━━━ Entries supplied ━━━

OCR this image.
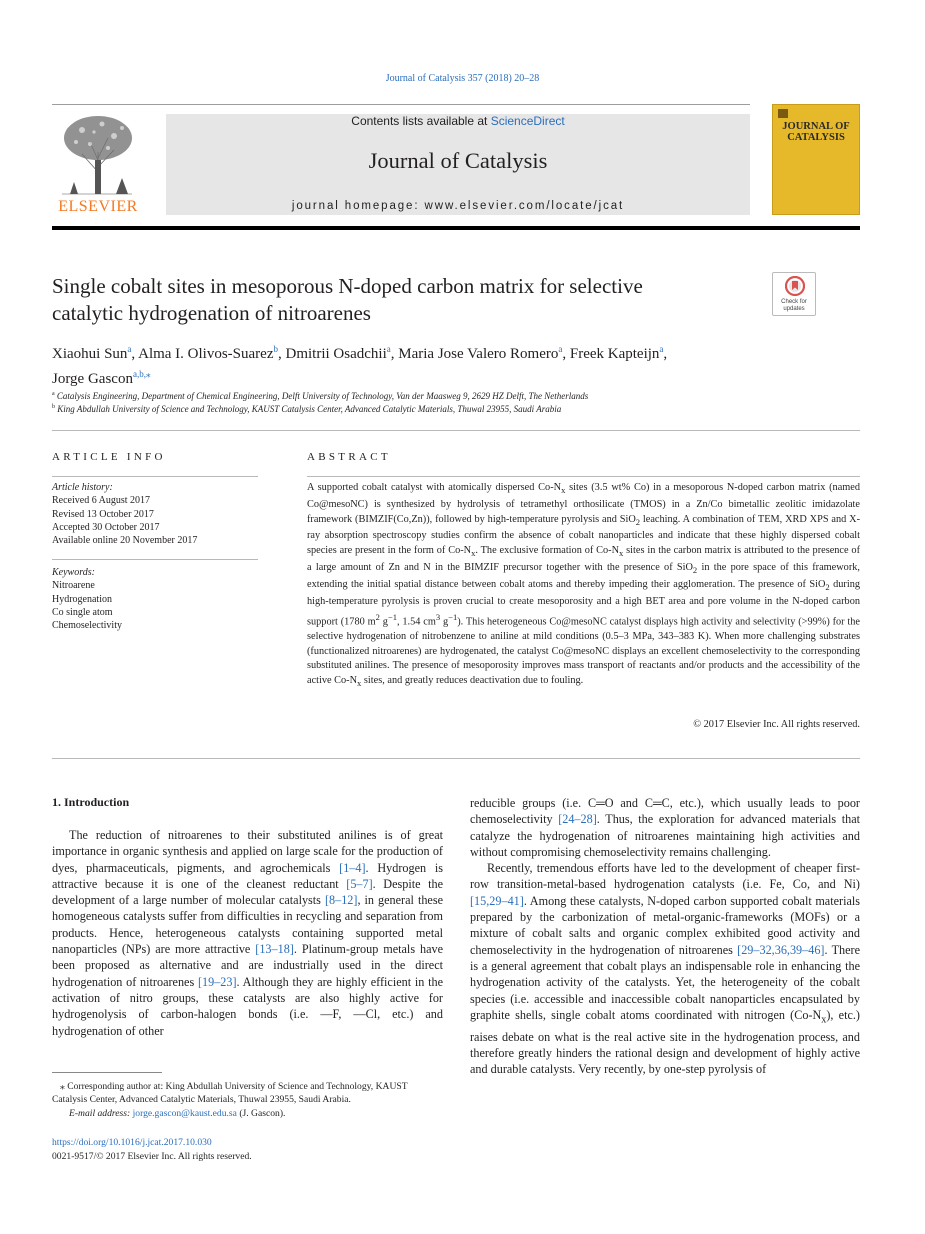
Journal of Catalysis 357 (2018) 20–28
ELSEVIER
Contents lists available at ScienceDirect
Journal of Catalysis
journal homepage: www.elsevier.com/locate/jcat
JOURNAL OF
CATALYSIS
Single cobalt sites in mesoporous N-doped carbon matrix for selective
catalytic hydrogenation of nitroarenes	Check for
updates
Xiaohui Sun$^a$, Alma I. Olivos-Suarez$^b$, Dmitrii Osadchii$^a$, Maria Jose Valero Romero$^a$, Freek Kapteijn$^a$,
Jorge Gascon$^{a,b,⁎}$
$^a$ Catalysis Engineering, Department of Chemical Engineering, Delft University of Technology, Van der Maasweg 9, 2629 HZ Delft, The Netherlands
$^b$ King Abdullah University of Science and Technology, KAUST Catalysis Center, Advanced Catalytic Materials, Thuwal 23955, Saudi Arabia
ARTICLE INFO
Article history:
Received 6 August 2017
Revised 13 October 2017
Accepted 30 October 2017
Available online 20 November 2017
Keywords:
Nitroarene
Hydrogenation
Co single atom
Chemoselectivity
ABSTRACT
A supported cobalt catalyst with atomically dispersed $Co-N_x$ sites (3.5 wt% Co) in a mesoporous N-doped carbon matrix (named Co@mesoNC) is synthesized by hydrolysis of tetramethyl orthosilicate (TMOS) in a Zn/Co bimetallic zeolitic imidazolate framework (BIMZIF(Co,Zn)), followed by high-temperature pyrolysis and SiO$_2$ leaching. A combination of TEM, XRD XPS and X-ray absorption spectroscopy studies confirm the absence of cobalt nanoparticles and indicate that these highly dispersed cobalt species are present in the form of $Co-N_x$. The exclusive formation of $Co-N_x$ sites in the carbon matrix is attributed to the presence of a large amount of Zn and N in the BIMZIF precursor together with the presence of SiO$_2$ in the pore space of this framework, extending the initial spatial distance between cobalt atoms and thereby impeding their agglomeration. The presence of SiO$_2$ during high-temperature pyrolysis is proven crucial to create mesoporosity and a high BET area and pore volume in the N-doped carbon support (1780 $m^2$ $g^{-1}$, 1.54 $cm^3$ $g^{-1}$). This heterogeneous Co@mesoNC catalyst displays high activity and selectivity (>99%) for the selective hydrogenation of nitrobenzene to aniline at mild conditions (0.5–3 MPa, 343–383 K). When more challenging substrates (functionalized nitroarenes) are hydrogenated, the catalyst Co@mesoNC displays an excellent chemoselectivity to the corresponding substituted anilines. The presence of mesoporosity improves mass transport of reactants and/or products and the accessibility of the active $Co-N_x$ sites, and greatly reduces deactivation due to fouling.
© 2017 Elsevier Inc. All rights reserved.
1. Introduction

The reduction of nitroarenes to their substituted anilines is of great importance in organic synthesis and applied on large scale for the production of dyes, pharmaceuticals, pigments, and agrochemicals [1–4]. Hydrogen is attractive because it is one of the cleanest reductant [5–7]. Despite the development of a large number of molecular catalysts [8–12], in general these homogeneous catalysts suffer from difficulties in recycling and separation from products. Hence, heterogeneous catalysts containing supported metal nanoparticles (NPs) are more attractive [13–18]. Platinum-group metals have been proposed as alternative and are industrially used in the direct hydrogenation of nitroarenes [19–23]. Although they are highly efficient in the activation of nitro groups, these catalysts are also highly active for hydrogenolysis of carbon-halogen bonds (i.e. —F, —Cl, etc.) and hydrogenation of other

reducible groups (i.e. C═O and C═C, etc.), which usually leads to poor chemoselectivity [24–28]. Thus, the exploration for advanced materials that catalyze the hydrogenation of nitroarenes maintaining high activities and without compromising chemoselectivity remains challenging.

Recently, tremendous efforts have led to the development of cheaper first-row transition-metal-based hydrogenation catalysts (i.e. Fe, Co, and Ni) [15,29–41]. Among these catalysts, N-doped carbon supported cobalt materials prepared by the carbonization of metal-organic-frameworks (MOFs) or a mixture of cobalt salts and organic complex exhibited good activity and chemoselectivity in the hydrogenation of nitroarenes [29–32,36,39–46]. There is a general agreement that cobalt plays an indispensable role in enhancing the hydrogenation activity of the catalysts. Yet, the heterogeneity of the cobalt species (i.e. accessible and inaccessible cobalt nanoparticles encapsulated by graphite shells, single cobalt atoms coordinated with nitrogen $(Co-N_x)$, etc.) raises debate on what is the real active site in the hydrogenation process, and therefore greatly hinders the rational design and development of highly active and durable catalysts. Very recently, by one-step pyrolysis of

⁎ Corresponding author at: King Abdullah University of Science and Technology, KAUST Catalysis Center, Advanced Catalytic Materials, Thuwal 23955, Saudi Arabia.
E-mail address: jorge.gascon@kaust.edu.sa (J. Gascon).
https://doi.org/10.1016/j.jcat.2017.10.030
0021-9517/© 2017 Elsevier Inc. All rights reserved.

━━━

Prompt |
Pick out all the lines with the word "Thuwal" in them and copy them.

Solution to this problem |
$^b$ King Abdullah University of Science and Technology, KAUST Catalysis Center, Advanced Catalytic Materials, Thuwal 23955, Saudi Arabia
⁎ Corresponding author at: King Abdullah University of Science and Technology, KAUST Catalysis Center, Advanced Catalytic Materials, Thuwal 23955, Saudi Arabia.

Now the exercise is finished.